Any picture in the data below should be skipped, while every line is repeated exactly.

EXERCISE MATERIAL Start Marker

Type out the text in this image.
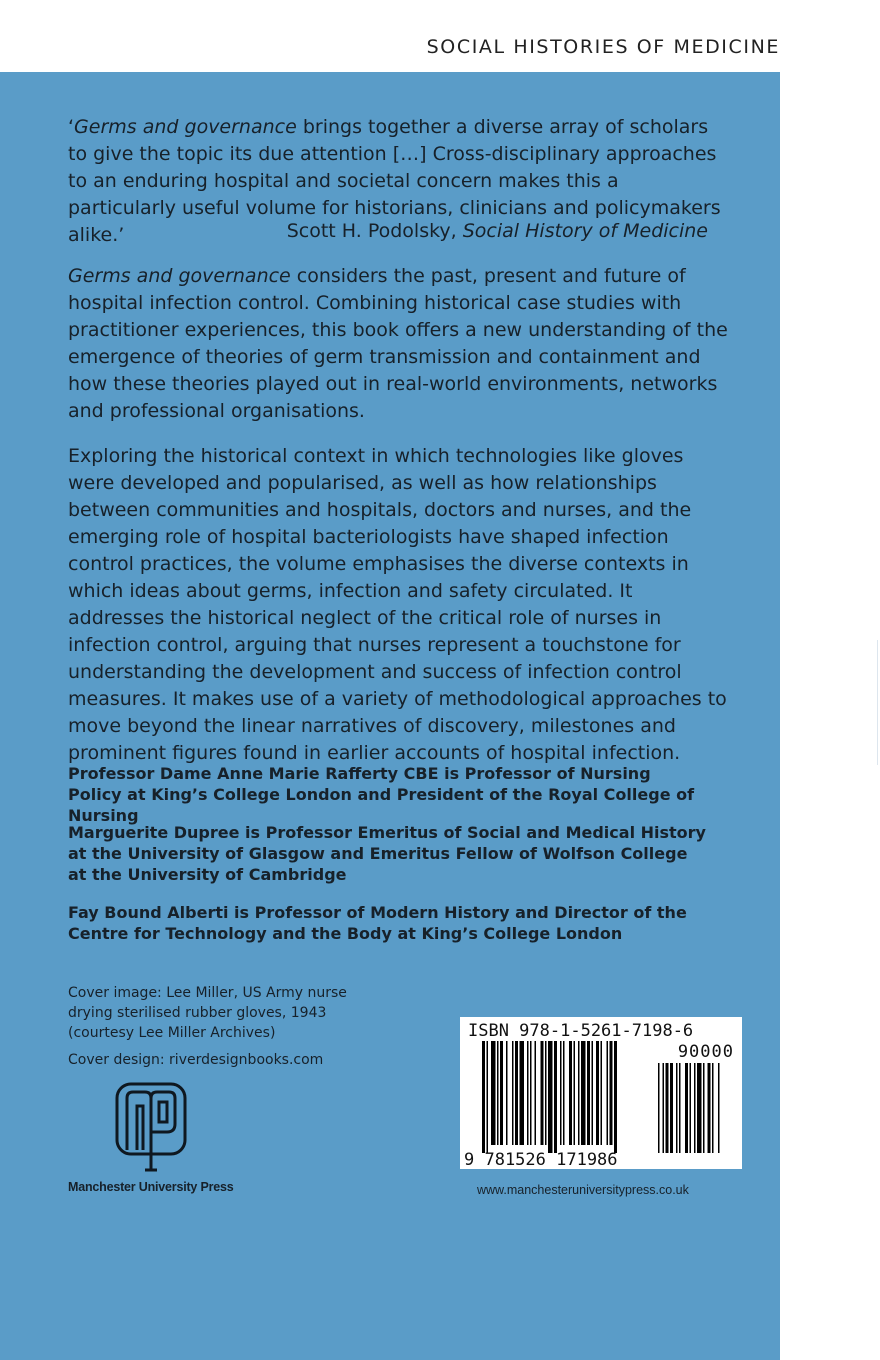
SOCIAL HISTORIES OF MEDICINE

‘Germs and governance brings together a diverse array of scholars to give the topic its due attention […] Cross-disciplinary approaches to an enduring hospital and societal concern makes this a particularly useful volume for historians, clinicians and policymakers alike.’	Scott H. Podolsky, Social History of Medicine

Germs and governance considers the past, present and future of hospital infection control. Combining historical case studies with practitioner experiences, this book offers a new understanding of the emergence of theories of germ transmission and containment and how these theories played out in real-world environments, networks and professional organisations.

Exploring the historical context in which technologies like gloves were developed and popularised, as well as how relationships between communities and hospitals, doctors and nurses, and the emerging role of hospital bacteriologists have shaped infection control practices, the volume emphasises the diverse contexts in which ideas about germs, infection and safety circulated. It addresses the historical neglect of the critical role of nurses in infection control, arguing that nurses represent a touchstone for understanding the development and success of infection control measures. It makes use of a variety of methodological approaches to move beyond the linear narratives of discovery, milestones and prominent figures found in earlier accounts of hospital infection.

Professor Dame Anne Marie Rafferty CBE is Professor of Nursing Policy at King’s College London and President of the Royal College of Nursing
Marguerite Dupree is Professor Emeritus of Social and Medical History at the University of Glasgow and Emeritus Fellow of Wolfson College at the University of Cambridge
Fay Bound Alberti is Professor of Modern History and Director of the Centre for Technology and the Body at King’s College London
Cover image: Lee Miller, US Army nurse
drying sterilised rubber gloves, 1943
(courtesy Lee Miller Archives)
Cover design: riverdesignbooks.com
Manchester University Press
ISBN 978-1-5261-7198-6
90000
9 781526 171986
www.manchesteruniversitypress.co.uk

EXERCISE MATERIAL End Marker

EXERCISE OUTPUT.
Type out the text in this image.
SOCIAL HISTORIES OF MEDICINE

‘Germs and governance brings together a diverse array of scholars to give the topic its due attention […] Cross-disciplinary approaches to an enduring hospital and societal concern makes this a particularly useful volume for historians, clinicians and policymakers alike.’	Scott H. Podolsky, Social History of Medicine

Germs and governance considers the past, present and future of hospital infection control. Combining historical case studies with practitioner experiences, this book offers a new understanding of the emergence of theories of germ transmission and containment and how these theories played out in real-world environments, networks and professional organisations.

Exploring the historical context in which technologies like gloves were developed and popularised, as well as how relationships between communities and hospitals, doctors and nurses, and the emerging role of hospital bacteriologists have shaped infection control practices, the volume emphasises the diverse contexts in which ideas about germs, infection and safety circulated. It addresses the historical neglect of the critical role of nurses in infection control, arguing that nurses represent a touchstone for understanding the development and success of infection control measures. It makes use of a variety of methodological approaches to move beyond the linear narratives of discovery, milestones and prominent figures found in earlier accounts of hospital infection.

Professor Dame Anne Marie Rafferty CBE is Professor of Nursing Policy at King’s College London and President of the Royal College of Nursing
Marguerite Dupree is Professor Emeritus of Social and Medical History at the University of Glasgow and Emeritus Fellow of Wolfson College at the University of Cambridge
Fay Bound Alberti is Professor of Modern History and Director of the Centre for Technology and the Body at King’s College London
Cover image: Lee Miller, US Army nurse
drying sterilised rubber gloves, 1943
(courtesy Lee Miller Archives)
Cover design: riverdesignbooks.com
Manchester University Press
ISBN 978-1-5261-7198-6
90000
9 781526 171986
www.manchesteruniversitypress.co.uk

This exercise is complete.